| Work instructions |
Copy the records below exactly as they appear.

[Data listing]
● ● ● ● ●

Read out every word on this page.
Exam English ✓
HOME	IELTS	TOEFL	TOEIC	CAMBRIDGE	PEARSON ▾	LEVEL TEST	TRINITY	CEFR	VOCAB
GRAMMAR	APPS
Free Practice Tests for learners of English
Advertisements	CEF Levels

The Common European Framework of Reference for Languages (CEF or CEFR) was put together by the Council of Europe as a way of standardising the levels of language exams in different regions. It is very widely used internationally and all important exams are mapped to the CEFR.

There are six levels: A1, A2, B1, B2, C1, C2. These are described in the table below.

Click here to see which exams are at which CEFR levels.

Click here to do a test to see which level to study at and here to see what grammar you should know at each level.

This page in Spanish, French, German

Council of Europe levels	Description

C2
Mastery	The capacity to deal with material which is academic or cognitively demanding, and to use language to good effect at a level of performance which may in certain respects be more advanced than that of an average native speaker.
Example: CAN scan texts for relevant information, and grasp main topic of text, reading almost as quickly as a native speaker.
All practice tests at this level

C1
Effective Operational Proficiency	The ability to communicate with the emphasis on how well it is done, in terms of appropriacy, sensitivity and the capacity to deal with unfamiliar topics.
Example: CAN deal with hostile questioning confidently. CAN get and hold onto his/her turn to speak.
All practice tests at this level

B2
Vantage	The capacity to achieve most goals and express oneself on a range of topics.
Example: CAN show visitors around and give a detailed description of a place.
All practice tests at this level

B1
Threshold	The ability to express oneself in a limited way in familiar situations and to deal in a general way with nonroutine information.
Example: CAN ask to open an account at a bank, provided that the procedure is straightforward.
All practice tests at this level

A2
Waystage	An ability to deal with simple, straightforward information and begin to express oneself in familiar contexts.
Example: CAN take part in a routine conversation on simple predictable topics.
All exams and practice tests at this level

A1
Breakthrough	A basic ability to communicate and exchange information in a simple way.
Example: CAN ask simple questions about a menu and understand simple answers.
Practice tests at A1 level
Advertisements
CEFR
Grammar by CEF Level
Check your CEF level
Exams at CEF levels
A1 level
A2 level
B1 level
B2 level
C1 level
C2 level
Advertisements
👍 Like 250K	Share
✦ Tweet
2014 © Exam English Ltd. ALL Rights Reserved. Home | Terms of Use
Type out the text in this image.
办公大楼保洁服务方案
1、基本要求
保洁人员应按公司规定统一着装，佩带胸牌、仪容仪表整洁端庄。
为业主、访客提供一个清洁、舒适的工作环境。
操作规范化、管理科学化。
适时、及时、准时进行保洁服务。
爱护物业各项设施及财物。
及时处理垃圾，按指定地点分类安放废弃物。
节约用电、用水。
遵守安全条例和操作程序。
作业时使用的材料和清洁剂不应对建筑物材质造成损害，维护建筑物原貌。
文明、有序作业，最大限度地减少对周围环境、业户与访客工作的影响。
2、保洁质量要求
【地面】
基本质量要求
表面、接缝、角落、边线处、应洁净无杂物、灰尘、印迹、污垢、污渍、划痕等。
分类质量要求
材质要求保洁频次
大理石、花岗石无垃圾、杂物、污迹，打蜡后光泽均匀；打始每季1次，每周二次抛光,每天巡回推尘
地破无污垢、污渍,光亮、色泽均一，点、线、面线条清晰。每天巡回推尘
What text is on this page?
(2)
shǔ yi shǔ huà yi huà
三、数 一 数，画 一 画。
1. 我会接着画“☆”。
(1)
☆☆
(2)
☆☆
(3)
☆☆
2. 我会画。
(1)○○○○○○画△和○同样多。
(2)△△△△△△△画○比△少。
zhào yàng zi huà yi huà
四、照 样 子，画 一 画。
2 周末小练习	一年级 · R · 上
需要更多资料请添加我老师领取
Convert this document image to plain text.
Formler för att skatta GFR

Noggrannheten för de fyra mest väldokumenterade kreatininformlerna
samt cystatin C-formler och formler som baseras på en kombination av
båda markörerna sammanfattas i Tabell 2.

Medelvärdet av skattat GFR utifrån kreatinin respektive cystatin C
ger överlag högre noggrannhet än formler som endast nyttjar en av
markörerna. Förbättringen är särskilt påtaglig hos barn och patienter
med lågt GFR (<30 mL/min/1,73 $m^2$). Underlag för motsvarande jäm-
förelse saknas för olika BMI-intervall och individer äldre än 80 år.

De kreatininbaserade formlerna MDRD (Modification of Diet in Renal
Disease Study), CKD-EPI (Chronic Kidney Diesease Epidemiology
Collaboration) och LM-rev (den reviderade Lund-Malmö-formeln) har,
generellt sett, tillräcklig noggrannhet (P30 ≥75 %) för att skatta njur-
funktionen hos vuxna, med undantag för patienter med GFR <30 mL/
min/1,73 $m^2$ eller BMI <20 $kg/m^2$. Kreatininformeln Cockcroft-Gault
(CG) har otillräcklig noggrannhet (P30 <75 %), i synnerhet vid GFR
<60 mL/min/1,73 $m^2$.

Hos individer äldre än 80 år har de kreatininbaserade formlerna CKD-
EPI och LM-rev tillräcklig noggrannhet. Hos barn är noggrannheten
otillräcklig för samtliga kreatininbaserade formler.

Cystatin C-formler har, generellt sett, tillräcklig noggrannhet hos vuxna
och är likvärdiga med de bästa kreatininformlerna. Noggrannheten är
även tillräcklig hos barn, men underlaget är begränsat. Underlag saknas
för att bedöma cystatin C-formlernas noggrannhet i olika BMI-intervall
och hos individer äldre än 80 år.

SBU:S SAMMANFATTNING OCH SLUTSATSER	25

● ● ● ● ●

| Expected output |
Read out every word on this page.
Exam English ✓
HOME	IELTS	TOEFL	TOEIC	CAMBRIDGE	PEARSON ▾	LEVEL TEST	TRINITY	CEFR	VOCAB
GRAMMAR	APPS
Free Practice Tests for learners of English
Advertisements	CEF Levels

The Common European Framework of Reference for Languages (CEF or CEFR) was put together by the Council of Europe as a way of standardising the levels of language exams in different regions. It is very widely used internationally and all important exams are mapped to the CEFR.

There are six levels: A1, A2, B1, B2, C1, C2. These are described in the table below.

Click here to see which exams are at which CEFR levels.

Click here to do a test to see which level to study at and here to see what grammar you should know at each level.

This page in Spanish, French, German

Council of Europe levels	Description

C2
Mastery	The capacity to deal with material which is academic or cognitively demanding, and to use language to good effect at a level of performance which may in certain respects be more advanced than that of an average native speaker.
Example: CAN scan texts for relevant information, and grasp main topic of text, reading almost as quickly as a native speaker.
All practice tests at this level

C1
Effective Operational Proficiency	The ability to communicate with the emphasis on how well it is done, in terms of appropriacy, sensitivity and the capacity to deal with unfamiliar topics.
Example: CAN deal with hostile questioning confidently. CAN get and hold onto his/her turn to speak.
All practice tests at this level

B2
Vantage	The capacity to achieve most goals and express oneself on a range of topics.
Example: CAN show visitors around and give a detailed description of a place.
All practice tests at this level

B1
Threshold	The ability to express oneself in a limited way in familiar situations and to deal in a general way with nonroutine information.
Example: CAN ask to open an account at a bank, provided that the procedure is straightforward.
All practice tests at this level

A2
Waystage	An ability to deal with simple, straightforward information and begin to express oneself in familiar contexts.
Example: CAN take part in a routine conversation on simple predictable topics.
All exams and practice tests at this level

A1
Breakthrough	A basic ability to communicate and exchange information in a simple way.
Example: CAN ask simple questions about a menu and understand simple answers.
Practice tests at A1 level
Advertisements
CEFR
Grammar by CEF Level
Check your CEF level
Exams at CEF levels
A1 level
A2 level
B1 level
B2 level
C1 level
C2 level
Advertisements
👍 Like 250K	Share
✦ Tweet
2014 © Exam English Ltd. ALL Rights Reserved. Home | Terms of Use
Type out the text in this image.
办公大楼保洁服务方案
1、基本要求
保洁人员应按公司规定统一着装，佩带胸牌、仪容仪表整洁端庄。
为业主、访客提供一个清洁、舒适的工作环境。
操作规范化、管理科学化。
适时、及时、准时进行保洁服务。
爱护物业各项设施及财物。
及时处理垃圾，按指定地点分类安放废弃物。
节约用电、用水。
遵守安全条例和操作程序。
作业时使用的材料和清洁剂不应对建筑物材质造成损害，维护建筑物原貌。
文明、有序作业，最大限度地减少对周围环境、业户与访客工作的影响。
2、保洁质量要求
【地面】
基本质量要求
表面、接缝、角落、边线处、应洁净无杂物、灰尘、印迹、污垢、污渍、划痕等。
分类质量要求
材质要求保洁频次
大理石、花岗石无垃圾、杂物、污迹，打蜡后光泽均匀；打始每季1次，每周二次抛光,每天巡回推尘
地破无污垢、污渍,光亮、色泽均一，点、线、面线条清晰。每天巡回推尘
What text is on this page?
(2)
shǔ yi shǔ huà yi huà
三、数 一 数，画 一 画。
1. 我会接着画“☆”。
(1)
☆☆
(2)
☆☆
(3)
☆☆
2. 我会画。
(1)○○○○○○画△和○同样多。
(2)△△△△△△△画○比△少。
zhào yàng zi huà yi huà
四、照 样 子，画 一 画。
2 周末小练习	一年级 · R · 上
需要更多资料请添加我老师领取
Convert this document image to plain text.
Formler för att skatta GFR

Noggrannheten för de fyra mest väldokumenterade kreatininformlerna
samt cystatin C-formler och formler som baseras på en kombination av
båda markörerna sammanfattas i Tabell 2.

Medelvärdet av skattat GFR utifrån kreatinin respektive cystatin C
ger överlag högre noggrannhet än formler som endast nyttjar en av
markörerna. Förbättringen är särskilt påtaglig hos barn och patienter
med lågt GFR (<30 mL/min/1,73 $m^2$). Underlag för motsvarande jäm-
förelse saknas för olika BMI-intervall och individer äldre än 80 år.

De kreatininbaserade formlerna MDRD (Modification of Diet in Renal
Disease Study), CKD-EPI (Chronic Kidney Diesease Epidemiology
Collaboration) och LM-rev (den reviderade Lund-Malmö-formeln) har,
generellt sett, tillräcklig noggrannhet (P30 ≥75 %) för att skatta njur-
funktionen hos vuxna, med undantag för patienter med GFR <30 mL/
min/1,73 $m^2$ eller BMI <20 $kg/m^2$. Kreatininformeln Cockcroft-Gault
(CG) har otillräcklig noggrannhet (P30 <75 %), i synnerhet vid GFR
<60 mL/min/1,73 $m^2$.

Hos individer äldre än 80 år har de kreatininbaserade formlerna CKD-
EPI och LM-rev tillräcklig noggrannhet. Hos barn är noggrannheten
otillräcklig för samtliga kreatininbaserade formler.

Cystatin C-formler har, generellt sett, tillräcklig noggrannhet hos vuxna
och är likvärdiga med de bästa kreatininformlerna. Noggrannheten är
även tillräcklig hos barn, men underlaget är begränsat. Underlag saknas
för att bedöma cystatin C-formlernas noggrannhet i olika BMI-intervall
och hos individer äldre än 80 år.

SBU:S SAMMANFATTNING OCH SLUTSATSER	25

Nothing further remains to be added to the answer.